# What to do
Word for word, set down the records and skip each picture.

☆ ☆ ☆ ☆ ☆

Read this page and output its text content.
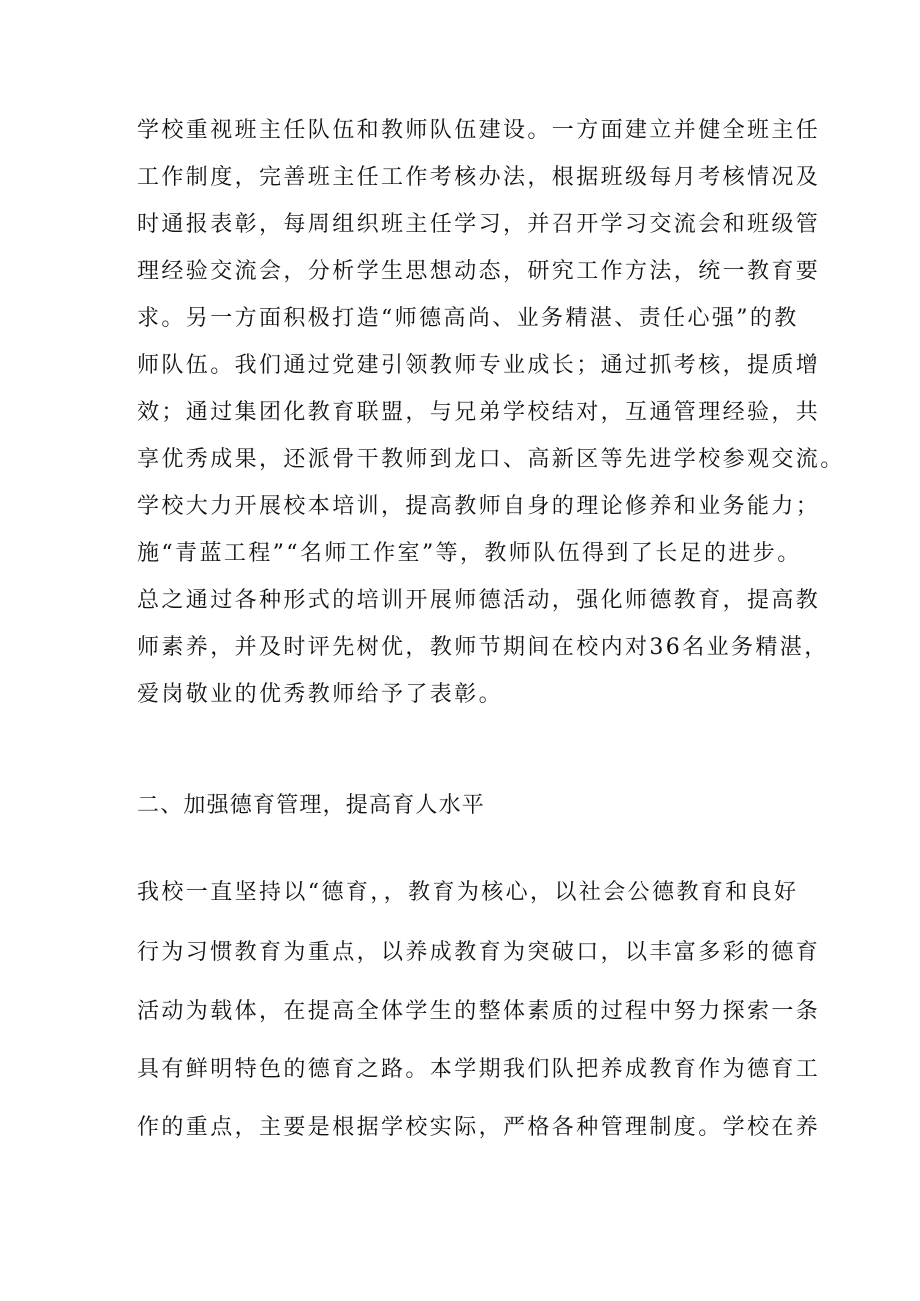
学校重视班主任队伍和教师队伍建设。一方面建立并健全班主任
工作制度，完善班主任工作考核办法，根据班级每月考核情况及
时通报表彰，每周组织班主任学习，并召开学习交流会和班级管
理经验交流会，分析学生思想动态，研究工作方法，统一教育要
求。另一方面积极打造“师德高尚、业务精湛、责任心强”的教
师队伍。我们通过党建引领教师专业成长；通过抓考核，提质增
效；通过集团化教育联盟，与兄弟学校结对，互通管理经验，共
享优秀成果，还派骨干教师到龙口、高新区等先进学校参观交流。
学校大力开展校本培训，提高教师自身的理论修养和业务能力；
施“青蓝工程”“名师工作室”等，教师队伍得到了长足的进步。
总之通过各种形式的培训开展师德活动，强化师德教育，提高教
师素养，并及时评先树优，教师节期间在校内对36名业务精湛，
爱岗敬业的优秀教师给予了表彰。
二、加强德育管理，提高育人水平
我校一直坚持以“德育，，教育为核心，以社会公德教育和良好
行为习惯教育为重点，以养成教育为突破口，以丰富多彩的德育
活动为载体，在提高全体学生的整体素质的过程中努力探索一条
具有鲜明特色的德育之路。本学期我们队把养成教育作为德育工
作的重点，主要是根据学校实际，严格各种管理制度。学校在养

☆ ☆ ☆ ☆ ☆

# Answer for the task
Read this page and output its text content.
学校重视班主任队伍和教师队伍建设。一方面建立并健全班主任
工作制度，完善班主任工作考核办法，根据班级每月考核情况及
时通报表彰，每周组织班主任学习，并召开学习交流会和班级管
理经验交流会，分析学生思想动态，研究工作方法，统一教育要
求。另一方面积极打造“师德高尚、业务精湛、责任心强”的教
师队伍。我们通过党建引领教师专业成长；通过抓考核，提质增
效；通过集团化教育联盟，与兄弟学校结对，互通管理经验，共
享优秀成果，还派骨干教师到龙口、高新区等先进学校参观交流。
学校大力开展校本培训，提高教师自身的理论修养和业务能力；
施“青蓝工程”“名师工作室”等，教师队伍得到了长足的进步。
总之通过各种形式的培训开展师德活动，强化师德教育，提高教
师素养，并及时评先树优，教师节期间在校内对36名业务精湛，
爱岗敬业的优秀教师给予了表彰。
二、加强德育管理，提高育人水平
我校一直坚持以“德育，，教育为核心，以社会公德教育和良好
行为习惯教育为重点，以养成教育为突破口，以丰富多彩的德育
活动为载体，在提高全体学生的整体素质的过程中努力探索一条
具有鲜明特色的德育之路。本学期我们队把养成教育作为德育工
作的重点，主要是根据学校实际，严格各种管理制度。学校在养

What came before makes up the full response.